▶ _Do this_:
Output the data below in full, character for character.

▶ _Data listing_:

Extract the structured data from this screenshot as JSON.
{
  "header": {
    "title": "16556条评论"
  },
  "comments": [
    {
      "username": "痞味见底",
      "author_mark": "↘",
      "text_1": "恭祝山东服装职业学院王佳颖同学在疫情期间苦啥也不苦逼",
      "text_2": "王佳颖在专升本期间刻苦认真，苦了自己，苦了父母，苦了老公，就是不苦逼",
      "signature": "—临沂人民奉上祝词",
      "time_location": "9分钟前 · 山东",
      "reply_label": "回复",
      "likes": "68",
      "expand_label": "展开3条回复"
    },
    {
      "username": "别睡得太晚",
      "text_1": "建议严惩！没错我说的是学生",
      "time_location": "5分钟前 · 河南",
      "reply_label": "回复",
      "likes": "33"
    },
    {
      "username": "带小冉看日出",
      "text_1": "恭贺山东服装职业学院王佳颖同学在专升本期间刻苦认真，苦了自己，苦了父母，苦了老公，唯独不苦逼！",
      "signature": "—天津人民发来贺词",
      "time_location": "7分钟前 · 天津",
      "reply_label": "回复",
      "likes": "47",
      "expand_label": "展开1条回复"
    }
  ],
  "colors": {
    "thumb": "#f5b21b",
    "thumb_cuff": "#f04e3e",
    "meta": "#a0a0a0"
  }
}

▶ _Written reply_:
Extract the structured data from this screenshot as JSON.
{
  "header": {
    "title": "16556条评论"
  },
  "comments": [
    {
      "username": "痞味见底",
      "author_mark": "↘",
      "text_1": "恭祝山东服装职业学院王佳颖同学在疫情期间苦啥也不苦逼",
      "text_2": "王佳颖在专升本期间刻苦认真，苦了自己，苦了父母，苦了老公，就是不苦逼",
      "signature": "—临沂人民奉上祝词",
      "time_location": "9分钟前 · 山东",
      "reply_label": "回复",
      "likes": "68",
      "expand_label": "展开3条回复"
    },
    {
      "username": "别睡得太晚",
      "text_1": "建议严惩！没错我说的是学生",
      "time_location": "5分钟前 · 河南",
      "reply_label": "回复",
      "likes": "33"
    },
    {
      "username": "带小冉看日出",
      "text_1": "恭贺山东服装职业学院王佳颖同学在专升本期间刻苦认真，苦了自己，苦了父母，苦了老公，唯独不苦逼！",
      "signature": "—天津人民发来贺词",
      "time_location": "7分钟前 · 天津",
      "reply_label": "回复",
      "likes": "47",
      "expand_label": "展开1条回复"
    }
  ],
  "colors": {
    "thumb": "#f5b21b",
    "thumb_cuff": "#f04e3e",
    "meta": "#a0a0a0"
  }
}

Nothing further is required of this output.